* [Task directions]: Wherever the word "Camera" appears in a line, copy that line.

>>>>>

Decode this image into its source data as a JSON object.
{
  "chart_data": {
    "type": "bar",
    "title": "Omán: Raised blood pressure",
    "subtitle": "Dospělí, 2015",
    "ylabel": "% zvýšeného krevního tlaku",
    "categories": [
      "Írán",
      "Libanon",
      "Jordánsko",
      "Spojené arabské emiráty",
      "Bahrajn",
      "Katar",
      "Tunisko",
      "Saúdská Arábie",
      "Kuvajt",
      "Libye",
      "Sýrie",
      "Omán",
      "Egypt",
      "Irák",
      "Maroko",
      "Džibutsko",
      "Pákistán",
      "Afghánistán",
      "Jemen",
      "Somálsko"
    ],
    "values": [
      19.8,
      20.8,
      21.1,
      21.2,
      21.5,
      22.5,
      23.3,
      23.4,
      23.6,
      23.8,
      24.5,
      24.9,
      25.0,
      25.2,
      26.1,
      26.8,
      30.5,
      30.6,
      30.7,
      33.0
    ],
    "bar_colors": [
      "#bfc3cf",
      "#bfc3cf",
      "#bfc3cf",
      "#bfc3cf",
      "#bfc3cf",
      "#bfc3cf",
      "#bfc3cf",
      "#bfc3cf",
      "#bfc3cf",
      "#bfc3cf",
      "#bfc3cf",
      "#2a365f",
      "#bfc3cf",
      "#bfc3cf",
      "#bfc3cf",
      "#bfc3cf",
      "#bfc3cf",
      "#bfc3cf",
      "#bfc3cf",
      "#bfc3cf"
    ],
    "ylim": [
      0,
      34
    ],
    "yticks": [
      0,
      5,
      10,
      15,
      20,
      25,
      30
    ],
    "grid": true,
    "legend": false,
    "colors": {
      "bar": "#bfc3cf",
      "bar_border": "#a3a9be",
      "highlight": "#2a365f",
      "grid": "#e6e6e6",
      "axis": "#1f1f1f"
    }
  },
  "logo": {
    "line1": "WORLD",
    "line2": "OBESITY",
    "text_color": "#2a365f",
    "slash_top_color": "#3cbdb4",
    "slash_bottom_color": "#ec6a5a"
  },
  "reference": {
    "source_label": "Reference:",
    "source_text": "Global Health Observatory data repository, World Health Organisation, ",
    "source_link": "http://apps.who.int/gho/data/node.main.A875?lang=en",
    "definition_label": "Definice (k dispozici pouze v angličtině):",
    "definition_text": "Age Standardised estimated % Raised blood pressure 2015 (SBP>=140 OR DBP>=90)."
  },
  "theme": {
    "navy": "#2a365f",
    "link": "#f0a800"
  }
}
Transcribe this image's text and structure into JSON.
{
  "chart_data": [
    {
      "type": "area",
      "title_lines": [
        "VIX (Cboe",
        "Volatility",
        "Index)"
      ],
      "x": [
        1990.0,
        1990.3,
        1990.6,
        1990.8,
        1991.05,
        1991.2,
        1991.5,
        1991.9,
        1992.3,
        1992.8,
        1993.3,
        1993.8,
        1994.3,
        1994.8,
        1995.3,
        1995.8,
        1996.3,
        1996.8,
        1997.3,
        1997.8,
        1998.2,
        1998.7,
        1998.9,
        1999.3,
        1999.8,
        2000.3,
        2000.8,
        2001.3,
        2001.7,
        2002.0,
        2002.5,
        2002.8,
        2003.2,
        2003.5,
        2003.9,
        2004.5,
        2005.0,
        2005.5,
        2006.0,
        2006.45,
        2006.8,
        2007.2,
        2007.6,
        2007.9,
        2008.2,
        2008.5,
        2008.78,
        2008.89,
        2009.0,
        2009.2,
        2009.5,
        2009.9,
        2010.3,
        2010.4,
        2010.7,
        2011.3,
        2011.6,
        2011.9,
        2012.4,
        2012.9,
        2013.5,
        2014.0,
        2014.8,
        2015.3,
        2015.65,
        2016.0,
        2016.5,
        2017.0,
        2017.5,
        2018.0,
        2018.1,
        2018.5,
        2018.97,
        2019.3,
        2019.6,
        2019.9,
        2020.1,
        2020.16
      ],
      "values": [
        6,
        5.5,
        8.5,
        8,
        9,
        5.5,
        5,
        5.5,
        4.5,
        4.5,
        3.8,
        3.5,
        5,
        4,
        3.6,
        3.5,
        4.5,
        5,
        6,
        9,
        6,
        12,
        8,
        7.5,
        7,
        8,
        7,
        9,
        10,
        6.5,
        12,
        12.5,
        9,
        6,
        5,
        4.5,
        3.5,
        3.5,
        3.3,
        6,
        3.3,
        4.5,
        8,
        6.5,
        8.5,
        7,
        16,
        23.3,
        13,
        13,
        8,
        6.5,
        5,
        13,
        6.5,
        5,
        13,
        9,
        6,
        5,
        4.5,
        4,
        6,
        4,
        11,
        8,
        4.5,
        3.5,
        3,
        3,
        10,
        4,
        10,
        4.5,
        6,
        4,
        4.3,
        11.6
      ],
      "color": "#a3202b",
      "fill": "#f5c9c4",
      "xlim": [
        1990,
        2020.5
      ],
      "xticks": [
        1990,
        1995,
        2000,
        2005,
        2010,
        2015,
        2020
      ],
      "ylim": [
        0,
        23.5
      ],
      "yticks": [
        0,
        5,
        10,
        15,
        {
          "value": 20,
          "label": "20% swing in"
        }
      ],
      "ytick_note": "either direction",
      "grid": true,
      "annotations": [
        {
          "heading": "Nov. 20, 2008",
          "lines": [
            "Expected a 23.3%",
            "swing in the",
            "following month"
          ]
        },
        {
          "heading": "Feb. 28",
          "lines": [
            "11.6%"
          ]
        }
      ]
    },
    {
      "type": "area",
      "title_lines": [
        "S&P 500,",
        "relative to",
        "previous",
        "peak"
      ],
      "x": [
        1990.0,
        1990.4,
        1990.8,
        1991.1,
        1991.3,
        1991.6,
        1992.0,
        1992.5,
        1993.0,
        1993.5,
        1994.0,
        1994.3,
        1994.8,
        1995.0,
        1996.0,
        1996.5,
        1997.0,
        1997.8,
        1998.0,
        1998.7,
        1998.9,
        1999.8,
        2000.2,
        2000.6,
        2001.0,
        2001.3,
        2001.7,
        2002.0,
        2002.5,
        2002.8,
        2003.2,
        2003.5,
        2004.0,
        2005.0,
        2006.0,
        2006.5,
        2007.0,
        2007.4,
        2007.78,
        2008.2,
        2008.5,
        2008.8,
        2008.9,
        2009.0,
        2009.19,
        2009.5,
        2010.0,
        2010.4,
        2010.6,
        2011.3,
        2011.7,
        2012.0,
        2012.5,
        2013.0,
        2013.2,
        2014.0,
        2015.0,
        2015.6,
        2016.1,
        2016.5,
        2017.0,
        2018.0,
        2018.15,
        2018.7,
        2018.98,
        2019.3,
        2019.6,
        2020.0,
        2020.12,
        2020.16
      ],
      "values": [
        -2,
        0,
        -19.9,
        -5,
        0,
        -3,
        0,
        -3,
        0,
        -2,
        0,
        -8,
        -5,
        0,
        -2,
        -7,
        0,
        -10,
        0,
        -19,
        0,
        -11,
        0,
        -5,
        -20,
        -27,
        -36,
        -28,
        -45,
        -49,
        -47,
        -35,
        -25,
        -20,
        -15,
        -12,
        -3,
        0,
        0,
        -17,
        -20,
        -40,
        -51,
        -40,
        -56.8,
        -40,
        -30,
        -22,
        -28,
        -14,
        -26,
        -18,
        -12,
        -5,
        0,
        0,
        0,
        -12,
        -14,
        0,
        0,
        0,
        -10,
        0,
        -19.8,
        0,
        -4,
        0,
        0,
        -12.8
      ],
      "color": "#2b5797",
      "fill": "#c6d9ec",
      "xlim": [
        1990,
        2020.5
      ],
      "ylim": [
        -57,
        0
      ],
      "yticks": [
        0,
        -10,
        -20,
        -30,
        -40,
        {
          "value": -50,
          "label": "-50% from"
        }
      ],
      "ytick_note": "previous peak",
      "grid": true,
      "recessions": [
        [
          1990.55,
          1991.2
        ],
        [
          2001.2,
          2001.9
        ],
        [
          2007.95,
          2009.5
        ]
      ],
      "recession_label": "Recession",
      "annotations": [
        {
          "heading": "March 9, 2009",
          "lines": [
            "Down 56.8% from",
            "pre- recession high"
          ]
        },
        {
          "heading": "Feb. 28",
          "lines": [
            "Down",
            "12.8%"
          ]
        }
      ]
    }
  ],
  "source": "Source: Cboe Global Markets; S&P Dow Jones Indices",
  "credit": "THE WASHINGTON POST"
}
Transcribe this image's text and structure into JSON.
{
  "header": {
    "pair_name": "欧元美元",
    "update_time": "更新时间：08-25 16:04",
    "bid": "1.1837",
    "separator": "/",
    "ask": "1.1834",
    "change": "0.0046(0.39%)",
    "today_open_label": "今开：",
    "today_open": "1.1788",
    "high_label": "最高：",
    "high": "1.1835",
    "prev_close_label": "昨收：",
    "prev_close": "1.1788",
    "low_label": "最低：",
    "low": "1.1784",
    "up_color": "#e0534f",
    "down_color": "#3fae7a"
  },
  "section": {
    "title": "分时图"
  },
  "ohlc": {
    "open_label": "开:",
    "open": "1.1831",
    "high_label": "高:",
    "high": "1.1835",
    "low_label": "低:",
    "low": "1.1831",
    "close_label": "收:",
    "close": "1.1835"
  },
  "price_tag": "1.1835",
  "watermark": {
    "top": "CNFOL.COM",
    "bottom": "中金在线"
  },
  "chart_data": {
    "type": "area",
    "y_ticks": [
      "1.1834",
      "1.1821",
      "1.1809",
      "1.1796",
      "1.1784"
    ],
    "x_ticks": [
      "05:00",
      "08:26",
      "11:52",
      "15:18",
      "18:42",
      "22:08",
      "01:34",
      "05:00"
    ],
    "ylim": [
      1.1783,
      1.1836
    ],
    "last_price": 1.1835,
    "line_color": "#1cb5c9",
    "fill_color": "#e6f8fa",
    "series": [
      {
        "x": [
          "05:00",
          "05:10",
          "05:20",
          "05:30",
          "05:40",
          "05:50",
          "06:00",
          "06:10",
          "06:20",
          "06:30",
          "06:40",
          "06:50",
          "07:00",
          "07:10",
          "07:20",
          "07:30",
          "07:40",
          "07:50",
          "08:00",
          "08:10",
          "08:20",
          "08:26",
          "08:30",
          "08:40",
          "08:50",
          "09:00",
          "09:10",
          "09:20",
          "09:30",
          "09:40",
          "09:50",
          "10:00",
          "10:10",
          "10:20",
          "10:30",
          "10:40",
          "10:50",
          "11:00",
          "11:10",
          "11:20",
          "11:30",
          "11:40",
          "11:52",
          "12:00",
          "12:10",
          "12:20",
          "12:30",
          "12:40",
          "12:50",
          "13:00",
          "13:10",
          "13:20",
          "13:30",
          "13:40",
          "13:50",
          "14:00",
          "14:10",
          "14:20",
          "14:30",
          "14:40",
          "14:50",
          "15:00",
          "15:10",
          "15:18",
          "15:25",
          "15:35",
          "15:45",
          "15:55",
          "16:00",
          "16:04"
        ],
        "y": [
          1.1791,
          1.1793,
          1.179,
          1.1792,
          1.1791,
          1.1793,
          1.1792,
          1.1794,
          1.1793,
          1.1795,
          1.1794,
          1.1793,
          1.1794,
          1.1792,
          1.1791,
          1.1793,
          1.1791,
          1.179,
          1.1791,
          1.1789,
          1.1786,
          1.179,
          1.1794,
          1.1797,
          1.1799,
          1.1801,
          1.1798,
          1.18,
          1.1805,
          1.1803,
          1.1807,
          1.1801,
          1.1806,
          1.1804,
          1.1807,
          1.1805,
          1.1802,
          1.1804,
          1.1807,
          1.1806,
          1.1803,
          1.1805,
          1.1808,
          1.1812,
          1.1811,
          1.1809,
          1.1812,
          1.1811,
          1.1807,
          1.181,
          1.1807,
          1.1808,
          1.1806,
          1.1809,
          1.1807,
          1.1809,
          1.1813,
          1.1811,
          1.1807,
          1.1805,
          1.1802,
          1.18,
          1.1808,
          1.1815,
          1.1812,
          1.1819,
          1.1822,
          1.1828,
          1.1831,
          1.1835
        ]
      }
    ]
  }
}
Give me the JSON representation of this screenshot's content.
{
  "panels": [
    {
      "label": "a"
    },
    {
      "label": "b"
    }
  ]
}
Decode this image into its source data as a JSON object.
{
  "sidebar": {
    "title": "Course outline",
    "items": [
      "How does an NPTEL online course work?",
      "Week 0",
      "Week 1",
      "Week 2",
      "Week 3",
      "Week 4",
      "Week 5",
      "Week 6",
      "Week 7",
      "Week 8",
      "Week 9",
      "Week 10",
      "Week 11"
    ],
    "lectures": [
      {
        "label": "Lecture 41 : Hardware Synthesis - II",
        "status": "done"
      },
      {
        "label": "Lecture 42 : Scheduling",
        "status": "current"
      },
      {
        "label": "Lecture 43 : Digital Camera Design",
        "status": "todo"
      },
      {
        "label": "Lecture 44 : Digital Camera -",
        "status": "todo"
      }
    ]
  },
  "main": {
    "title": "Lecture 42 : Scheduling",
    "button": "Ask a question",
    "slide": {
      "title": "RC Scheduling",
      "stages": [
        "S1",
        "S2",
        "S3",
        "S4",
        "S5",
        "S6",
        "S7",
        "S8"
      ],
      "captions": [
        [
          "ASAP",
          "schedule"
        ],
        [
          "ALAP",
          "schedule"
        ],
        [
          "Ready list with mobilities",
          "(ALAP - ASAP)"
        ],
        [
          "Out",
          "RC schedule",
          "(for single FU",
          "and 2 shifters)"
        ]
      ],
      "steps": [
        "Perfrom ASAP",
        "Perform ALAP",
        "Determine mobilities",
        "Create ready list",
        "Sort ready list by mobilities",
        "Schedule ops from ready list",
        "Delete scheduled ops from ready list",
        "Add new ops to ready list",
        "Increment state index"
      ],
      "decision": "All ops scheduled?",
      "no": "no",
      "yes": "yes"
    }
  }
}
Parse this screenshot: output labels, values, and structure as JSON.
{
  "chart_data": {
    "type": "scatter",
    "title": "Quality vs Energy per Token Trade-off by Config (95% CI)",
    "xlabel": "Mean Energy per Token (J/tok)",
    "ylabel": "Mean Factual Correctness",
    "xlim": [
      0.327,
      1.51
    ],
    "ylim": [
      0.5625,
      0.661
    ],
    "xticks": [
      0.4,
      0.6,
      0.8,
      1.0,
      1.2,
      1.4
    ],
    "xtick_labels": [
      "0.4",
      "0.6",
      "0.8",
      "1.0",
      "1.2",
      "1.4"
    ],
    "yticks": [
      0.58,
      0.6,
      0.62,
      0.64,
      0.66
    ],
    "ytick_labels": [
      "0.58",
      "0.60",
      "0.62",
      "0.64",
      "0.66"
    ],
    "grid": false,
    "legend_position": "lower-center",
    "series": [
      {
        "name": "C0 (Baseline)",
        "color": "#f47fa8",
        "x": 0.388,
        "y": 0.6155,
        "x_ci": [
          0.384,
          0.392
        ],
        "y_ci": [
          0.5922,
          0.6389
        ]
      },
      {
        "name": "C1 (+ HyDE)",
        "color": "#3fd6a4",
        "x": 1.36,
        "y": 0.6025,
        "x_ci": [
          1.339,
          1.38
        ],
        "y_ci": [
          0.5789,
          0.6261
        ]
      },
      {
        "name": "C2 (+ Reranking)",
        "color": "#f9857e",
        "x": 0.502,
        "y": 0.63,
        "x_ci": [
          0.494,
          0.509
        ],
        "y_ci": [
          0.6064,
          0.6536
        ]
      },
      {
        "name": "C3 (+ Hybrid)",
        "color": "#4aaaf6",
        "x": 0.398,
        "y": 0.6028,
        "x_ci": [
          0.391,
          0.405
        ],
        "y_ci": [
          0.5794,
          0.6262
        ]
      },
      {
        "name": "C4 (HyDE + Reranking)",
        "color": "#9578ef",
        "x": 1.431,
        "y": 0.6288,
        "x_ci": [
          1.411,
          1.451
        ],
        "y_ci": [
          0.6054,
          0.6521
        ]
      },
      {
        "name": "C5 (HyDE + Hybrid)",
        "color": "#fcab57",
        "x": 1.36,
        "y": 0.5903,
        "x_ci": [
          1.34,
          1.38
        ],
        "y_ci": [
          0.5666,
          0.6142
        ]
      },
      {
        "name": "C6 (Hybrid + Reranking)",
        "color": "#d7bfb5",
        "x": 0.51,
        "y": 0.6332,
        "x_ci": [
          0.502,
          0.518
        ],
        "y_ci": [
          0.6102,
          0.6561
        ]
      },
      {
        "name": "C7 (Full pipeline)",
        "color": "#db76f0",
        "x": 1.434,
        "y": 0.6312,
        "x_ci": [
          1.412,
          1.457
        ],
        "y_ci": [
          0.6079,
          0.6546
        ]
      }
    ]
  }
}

<<<<<

* [Task answer]:
        "label": "Lecture 43 : Digital Camera Design",
        "label": "Lecture 44 : Digital Camera -",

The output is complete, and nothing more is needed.